>> START Data supplied

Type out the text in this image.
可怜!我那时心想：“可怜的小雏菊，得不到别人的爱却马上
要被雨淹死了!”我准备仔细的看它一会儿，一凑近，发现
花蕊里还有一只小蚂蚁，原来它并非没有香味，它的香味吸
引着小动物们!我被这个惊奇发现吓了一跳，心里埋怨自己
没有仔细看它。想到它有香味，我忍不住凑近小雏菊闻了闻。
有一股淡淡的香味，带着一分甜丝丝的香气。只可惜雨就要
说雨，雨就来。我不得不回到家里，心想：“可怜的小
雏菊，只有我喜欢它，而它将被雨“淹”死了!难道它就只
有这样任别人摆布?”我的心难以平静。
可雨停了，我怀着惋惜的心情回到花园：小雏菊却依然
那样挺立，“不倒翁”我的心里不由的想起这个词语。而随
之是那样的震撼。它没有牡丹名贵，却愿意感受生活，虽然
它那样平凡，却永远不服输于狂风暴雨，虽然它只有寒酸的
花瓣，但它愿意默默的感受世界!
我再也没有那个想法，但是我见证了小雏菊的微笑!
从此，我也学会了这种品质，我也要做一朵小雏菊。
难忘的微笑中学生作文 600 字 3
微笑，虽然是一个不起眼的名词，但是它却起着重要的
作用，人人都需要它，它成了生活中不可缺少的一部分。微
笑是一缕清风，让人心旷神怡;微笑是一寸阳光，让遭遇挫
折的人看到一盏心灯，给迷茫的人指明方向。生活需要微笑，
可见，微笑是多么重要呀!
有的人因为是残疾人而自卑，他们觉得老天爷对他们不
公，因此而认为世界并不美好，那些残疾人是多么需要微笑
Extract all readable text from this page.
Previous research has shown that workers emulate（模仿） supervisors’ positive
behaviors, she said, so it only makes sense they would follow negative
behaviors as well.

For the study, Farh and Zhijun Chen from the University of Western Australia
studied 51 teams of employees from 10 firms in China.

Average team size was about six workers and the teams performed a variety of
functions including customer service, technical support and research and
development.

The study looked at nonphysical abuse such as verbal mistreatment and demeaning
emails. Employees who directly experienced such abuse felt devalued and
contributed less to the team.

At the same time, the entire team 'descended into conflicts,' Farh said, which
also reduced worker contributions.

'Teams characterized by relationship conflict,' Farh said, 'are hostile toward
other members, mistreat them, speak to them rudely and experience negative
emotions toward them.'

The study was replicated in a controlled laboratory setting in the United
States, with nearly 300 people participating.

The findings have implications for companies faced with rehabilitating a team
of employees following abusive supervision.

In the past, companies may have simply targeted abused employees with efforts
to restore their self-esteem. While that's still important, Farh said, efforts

>> END Data supplied

Description of the task –
Your task is to reproduce the whole listing exactly.

The reply –
Type out the text in this image.
可怜!我那时心想：“可怜的小雏菊，得不到别人的爱却马上
要被雨淹死了!”我准备仔细的看它一会儿，一凑近，发现
花蕊里还有一只小蚂蚁，原来它并非没有香味，它的香味吸
引着小动物们!我被这个惊奇发现吓了一跳，心里埋怨自己
没有仔细看它。想到它有香味，我忍不住凑近小雏菊闻了闻。
有一股淡淡的香味，带着一分甜丝丝的香气。只可惜雨就要
说雨，雨就来。我不得不回到家里，心想：“可怜的小
雏菊，只有我喜欢它，而它将被雨“淹”死了!难道它就只
有这样任别人摆布?”我的心难以平静。
可雨停了，我怀着惋惜的心情回到花园：小雏菊却依然
那样挺立，“不倒翁”我的心里不由的想起这个词语。而随
之是那样的震撼。它没有牡丹名贵，却愿意感受生活，虽然
它那样平凡，却永远不服输于狂风暴雨，虽然它只有寒酸的
花瓣，但它愿意默默的感受世界!
我再也没有那个想法，但是我见证了小雏菊的微笑!
从此，我也学会了这种品质，我也要做一朵小雏菊。
难忘的微笑中学生作文 600 字 3
微笑，虽然是一个不起眼的名词，但是它却起着重要的
作用，人人都需要它，它成了生活中不可缺少的一部分。微
笑是一缕清风，让人心旷神怡;微笑是一寸阳光，让遭遇挫
折的人看到一盏心灯，给迷茫的人指明方向。生活需要微笑，
可见，微笑是多么重要呀!
有的人因为是残疾人而自卑，他们觉得老天爷对他们不
公，因此而认为世界并不美好，那些残疾人是多么需要微笑
Extract all readable text from this page.
Previous research has shown that workers emulate（模仿） supervisors’ positive
behaviors, she said, so it only makes sense they would follow negative
behaviors as well.

For the study, Farh and Zhijun Chen from the University of Western Australia
studied 51 teams of employees from 10 firms in China.

Average team size was about six workers and the teams performed a variety of
functions including customer service, technical support and research and
development.

The study looked at nonphysical abuse such as verbal mistreatment and demeaning
emails. Employees who directly experienced such abuse felt devalued and
contributed less to the team.

At the same time, the entire team 'descended into conflicts,' Farh said, which
also reduced worker contributions.

'Teams characterized by relationship conflict,' Farh said, 'are hostile toward
other members, mistreat them, speak to them rudely and experience negative
emotions toward them.'

The study was replicated in a controlled laboratory setting in the United
States, with nearly 300 people participating.

The findings have implications for companies faced with rehabilitating a team
of employees following abusive supervision.

In the past, companies may have simply targeted abused employees with efforts
to restore their self-esteem. While that's still important, Farh said, efforts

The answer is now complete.